# Set problem
Return the whole listing exactly as it stands.

━━ Material for the task

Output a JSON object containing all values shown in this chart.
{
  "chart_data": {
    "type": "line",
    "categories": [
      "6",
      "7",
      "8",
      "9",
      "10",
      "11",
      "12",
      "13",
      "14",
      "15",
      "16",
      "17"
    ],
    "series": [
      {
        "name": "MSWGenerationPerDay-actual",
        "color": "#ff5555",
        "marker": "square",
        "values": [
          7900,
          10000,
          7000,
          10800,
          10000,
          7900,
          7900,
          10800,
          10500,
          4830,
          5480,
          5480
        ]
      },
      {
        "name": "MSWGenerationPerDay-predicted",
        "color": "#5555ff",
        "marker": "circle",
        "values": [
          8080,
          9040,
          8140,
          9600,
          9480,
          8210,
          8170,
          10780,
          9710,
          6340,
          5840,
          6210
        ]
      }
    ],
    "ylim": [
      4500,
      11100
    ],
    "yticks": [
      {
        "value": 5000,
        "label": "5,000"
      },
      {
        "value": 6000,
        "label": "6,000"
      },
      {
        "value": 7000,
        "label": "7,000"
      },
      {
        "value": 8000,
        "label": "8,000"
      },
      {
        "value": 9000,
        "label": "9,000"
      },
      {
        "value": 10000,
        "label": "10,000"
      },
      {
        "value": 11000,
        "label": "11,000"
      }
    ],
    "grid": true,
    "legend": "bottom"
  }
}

━━━━

# Task answer
Output a JSON object containing all values shown in this chart.
{
  "chart_data": {
    "type": "line",
    "categories": [
      "6",
      "7",
      "8",
      "9",
      "10",
      "11",
      "12",
      "13",
      "14",
      "15",
      "16",
      "17"
    ],
    "series": [
      {
        "name": "MSWGenerationPerDay-actual",
        "color": "#ff5555",
        "marker": "square",
        "values": [
          7900,
          10000,
          7000,
          10800,
          10000,
          7900,
          7900,
          10800,
          10500,
          4830,
          5480,
          5480
        ]
      },
      {
        "name": "MSWGenerationPerDay-predicted",
        "color": "#5555ff",
        "marker": "circle",
        "values": [
          8080,
          9040,
          8140,
          9600,
          9480,
          8210,
          8170,
          10780,
          9710,
          6340,
          5840,
          6210
        ]
      }
    ],
    "ylim": [
      4500,
      11100
    ],
    "yticks": [
      {
        "value": 5000,
        "label": "5,000"
      },
      {
        "value": 6000,
        "label": "6,000"
      },
      {
        "value": 7000,
        "label": "7,000"
      },
      {
        "value": 8000,
        "label": "8,000"
      },
      {
        "value": 9000,
        "label": "9,000"
      },
      {
        "value": 10000,
        "label": "10,000"
      },
      {
        "value": 11000,
        "label": "11,000"
      }
    ],
    "grid": true,
    "legend": "bottom"
  }
}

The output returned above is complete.